* start *
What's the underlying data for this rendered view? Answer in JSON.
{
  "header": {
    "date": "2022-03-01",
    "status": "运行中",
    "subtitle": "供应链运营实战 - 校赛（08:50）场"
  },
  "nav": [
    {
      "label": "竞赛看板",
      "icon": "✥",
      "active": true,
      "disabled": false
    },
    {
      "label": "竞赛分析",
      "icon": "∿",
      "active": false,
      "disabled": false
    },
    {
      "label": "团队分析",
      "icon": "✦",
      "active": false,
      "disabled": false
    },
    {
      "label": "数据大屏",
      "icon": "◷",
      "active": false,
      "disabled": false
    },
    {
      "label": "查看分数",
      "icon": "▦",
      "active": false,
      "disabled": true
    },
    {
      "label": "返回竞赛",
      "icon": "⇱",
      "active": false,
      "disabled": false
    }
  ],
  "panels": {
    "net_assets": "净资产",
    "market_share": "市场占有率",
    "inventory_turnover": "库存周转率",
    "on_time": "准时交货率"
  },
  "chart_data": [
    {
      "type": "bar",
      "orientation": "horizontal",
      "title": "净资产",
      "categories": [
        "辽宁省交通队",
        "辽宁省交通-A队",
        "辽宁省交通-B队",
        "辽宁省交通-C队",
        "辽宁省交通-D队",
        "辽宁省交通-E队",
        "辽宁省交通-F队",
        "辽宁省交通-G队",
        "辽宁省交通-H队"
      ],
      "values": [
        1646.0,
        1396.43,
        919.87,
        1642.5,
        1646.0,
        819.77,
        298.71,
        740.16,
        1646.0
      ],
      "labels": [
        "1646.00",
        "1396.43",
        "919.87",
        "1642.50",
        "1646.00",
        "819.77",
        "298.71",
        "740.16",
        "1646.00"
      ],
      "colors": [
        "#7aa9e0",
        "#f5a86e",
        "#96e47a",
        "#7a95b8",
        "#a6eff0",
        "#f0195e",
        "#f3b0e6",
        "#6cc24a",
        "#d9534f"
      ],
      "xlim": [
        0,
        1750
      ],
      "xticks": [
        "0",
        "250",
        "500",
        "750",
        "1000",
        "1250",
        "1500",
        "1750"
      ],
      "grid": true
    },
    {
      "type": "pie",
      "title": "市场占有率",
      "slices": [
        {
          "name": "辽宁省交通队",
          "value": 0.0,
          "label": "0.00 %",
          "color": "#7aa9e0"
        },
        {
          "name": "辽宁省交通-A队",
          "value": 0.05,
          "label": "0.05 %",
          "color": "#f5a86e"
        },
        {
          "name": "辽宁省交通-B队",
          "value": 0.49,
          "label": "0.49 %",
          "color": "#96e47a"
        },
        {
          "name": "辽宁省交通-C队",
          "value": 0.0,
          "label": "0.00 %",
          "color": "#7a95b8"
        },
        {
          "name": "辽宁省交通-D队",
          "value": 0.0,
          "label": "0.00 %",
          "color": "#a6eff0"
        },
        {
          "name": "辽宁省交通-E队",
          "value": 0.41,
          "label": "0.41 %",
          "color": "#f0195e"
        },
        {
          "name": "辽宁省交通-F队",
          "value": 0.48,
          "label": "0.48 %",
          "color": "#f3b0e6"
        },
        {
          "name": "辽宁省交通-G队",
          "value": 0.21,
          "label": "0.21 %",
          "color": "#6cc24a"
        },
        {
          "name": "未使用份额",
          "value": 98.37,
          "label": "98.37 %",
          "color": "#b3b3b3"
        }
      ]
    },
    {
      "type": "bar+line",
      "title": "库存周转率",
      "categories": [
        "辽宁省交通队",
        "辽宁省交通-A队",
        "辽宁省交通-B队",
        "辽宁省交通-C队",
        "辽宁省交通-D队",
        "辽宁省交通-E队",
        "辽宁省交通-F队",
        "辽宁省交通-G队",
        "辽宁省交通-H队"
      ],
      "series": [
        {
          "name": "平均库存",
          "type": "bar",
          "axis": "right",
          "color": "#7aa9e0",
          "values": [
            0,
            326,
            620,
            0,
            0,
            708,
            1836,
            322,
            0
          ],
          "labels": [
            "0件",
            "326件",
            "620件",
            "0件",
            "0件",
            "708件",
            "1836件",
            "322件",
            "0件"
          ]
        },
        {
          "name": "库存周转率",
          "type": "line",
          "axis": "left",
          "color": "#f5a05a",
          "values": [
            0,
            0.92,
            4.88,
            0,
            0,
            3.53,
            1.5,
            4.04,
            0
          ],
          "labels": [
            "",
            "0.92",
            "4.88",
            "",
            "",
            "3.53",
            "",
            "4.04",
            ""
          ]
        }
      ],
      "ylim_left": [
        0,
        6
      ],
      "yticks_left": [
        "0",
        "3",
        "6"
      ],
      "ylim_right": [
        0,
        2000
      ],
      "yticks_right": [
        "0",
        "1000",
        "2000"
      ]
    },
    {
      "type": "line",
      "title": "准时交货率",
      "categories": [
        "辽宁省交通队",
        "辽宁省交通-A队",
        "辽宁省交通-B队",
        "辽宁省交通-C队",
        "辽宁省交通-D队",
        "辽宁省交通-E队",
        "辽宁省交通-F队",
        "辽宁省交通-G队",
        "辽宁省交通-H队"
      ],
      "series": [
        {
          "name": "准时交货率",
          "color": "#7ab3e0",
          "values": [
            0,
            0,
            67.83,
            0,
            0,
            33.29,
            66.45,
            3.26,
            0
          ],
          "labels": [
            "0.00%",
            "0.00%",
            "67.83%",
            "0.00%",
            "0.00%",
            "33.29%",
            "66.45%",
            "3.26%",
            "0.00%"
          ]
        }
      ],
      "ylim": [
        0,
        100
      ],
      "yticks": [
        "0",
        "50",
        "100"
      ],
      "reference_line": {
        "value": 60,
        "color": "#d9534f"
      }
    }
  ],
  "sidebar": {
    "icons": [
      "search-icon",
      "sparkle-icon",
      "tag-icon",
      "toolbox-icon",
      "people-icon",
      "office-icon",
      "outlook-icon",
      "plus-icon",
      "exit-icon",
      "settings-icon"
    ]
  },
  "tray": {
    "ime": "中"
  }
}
* end *
* **Brief**: Among the lines of the material, find those that hold the word "type" and copy them.

* **Response to the task**:
      "type": "bar",
      "type": "pie",
      "type": "bar+line",
          "type": "bar",
          "type": "line",
      "type": "line",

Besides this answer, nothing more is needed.